DATA TO PROCESS:
— BEGIN —
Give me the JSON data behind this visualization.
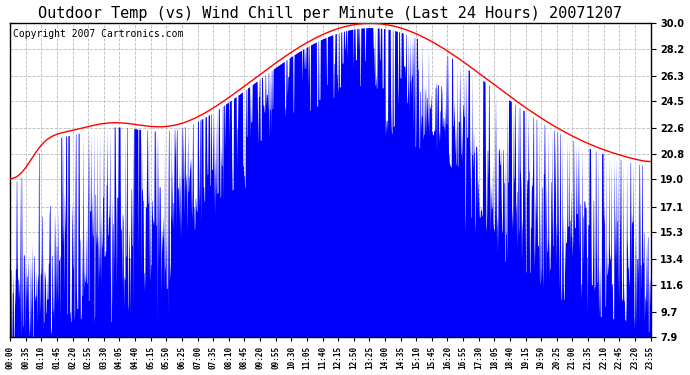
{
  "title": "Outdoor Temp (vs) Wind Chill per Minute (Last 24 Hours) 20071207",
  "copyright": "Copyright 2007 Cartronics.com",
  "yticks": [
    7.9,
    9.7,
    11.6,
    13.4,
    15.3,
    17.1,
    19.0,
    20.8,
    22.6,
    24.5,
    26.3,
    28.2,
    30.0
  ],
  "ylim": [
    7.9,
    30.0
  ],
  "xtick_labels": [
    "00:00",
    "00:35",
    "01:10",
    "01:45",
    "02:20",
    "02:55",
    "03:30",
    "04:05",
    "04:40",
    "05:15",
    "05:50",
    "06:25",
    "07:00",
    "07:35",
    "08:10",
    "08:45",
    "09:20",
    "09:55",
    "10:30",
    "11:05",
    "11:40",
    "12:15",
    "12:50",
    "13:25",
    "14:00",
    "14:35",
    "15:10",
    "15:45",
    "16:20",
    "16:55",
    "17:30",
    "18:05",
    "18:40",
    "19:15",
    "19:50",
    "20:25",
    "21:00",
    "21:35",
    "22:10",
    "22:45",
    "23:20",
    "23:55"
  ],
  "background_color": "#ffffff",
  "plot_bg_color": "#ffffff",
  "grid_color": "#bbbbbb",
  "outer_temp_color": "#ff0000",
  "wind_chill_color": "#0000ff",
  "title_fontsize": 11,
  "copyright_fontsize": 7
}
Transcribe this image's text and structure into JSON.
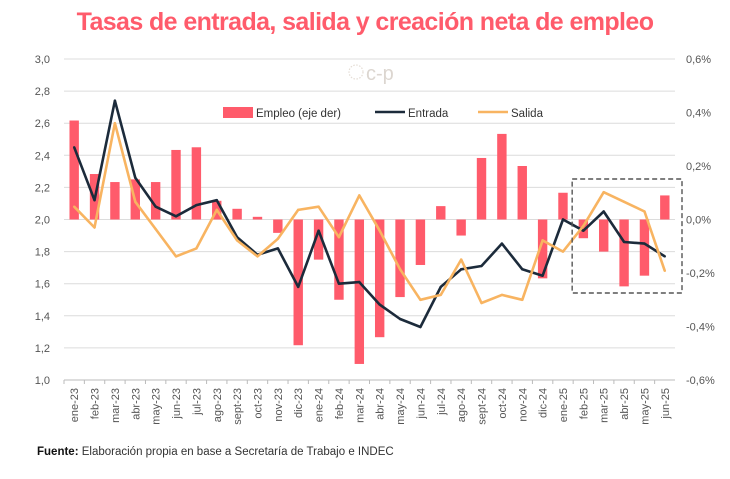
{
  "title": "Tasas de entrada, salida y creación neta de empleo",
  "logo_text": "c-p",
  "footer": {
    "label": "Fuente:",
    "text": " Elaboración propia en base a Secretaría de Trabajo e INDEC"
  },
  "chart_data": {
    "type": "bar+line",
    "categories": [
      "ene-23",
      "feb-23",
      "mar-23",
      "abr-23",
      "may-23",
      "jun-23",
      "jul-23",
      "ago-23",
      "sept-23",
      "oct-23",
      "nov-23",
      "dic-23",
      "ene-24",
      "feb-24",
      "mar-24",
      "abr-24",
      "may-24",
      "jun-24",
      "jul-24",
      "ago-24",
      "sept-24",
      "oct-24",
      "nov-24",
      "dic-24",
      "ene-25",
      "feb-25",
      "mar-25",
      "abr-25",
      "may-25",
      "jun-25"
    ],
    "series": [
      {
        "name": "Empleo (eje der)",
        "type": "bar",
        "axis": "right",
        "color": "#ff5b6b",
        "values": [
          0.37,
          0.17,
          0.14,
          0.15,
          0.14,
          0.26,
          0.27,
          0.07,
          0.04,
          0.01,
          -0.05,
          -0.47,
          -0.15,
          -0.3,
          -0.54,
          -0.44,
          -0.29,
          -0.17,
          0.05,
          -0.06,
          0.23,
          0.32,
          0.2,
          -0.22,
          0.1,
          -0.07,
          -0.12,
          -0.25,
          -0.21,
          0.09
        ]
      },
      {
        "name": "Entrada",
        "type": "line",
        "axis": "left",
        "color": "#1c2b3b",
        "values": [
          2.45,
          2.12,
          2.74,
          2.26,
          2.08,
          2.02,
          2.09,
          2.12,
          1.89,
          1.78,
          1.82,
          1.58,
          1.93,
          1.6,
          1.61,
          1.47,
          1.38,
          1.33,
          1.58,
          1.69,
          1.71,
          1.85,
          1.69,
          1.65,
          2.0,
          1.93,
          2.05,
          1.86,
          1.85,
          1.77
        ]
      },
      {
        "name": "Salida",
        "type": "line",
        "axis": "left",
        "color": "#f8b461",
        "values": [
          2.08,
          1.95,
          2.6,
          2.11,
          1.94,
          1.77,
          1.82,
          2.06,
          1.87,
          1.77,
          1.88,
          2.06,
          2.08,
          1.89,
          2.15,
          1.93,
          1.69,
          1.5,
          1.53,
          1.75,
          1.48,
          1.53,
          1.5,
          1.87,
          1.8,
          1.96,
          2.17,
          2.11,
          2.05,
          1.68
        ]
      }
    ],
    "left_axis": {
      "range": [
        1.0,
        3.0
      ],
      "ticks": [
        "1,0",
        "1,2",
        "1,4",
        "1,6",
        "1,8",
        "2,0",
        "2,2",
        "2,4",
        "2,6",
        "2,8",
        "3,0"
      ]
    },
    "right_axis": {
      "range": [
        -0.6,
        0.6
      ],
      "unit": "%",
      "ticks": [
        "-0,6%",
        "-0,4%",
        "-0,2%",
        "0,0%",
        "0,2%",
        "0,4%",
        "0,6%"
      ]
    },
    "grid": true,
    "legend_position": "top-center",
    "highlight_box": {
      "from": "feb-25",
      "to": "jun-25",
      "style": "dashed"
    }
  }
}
— END —
TASK OBJECTIVE: Pull every line containing the word "ffffff" out of the material and copy it.

RESULT OF THE TASK:
  "background_color": "#ffffff",
  "plot_bg_color": "#ffffff",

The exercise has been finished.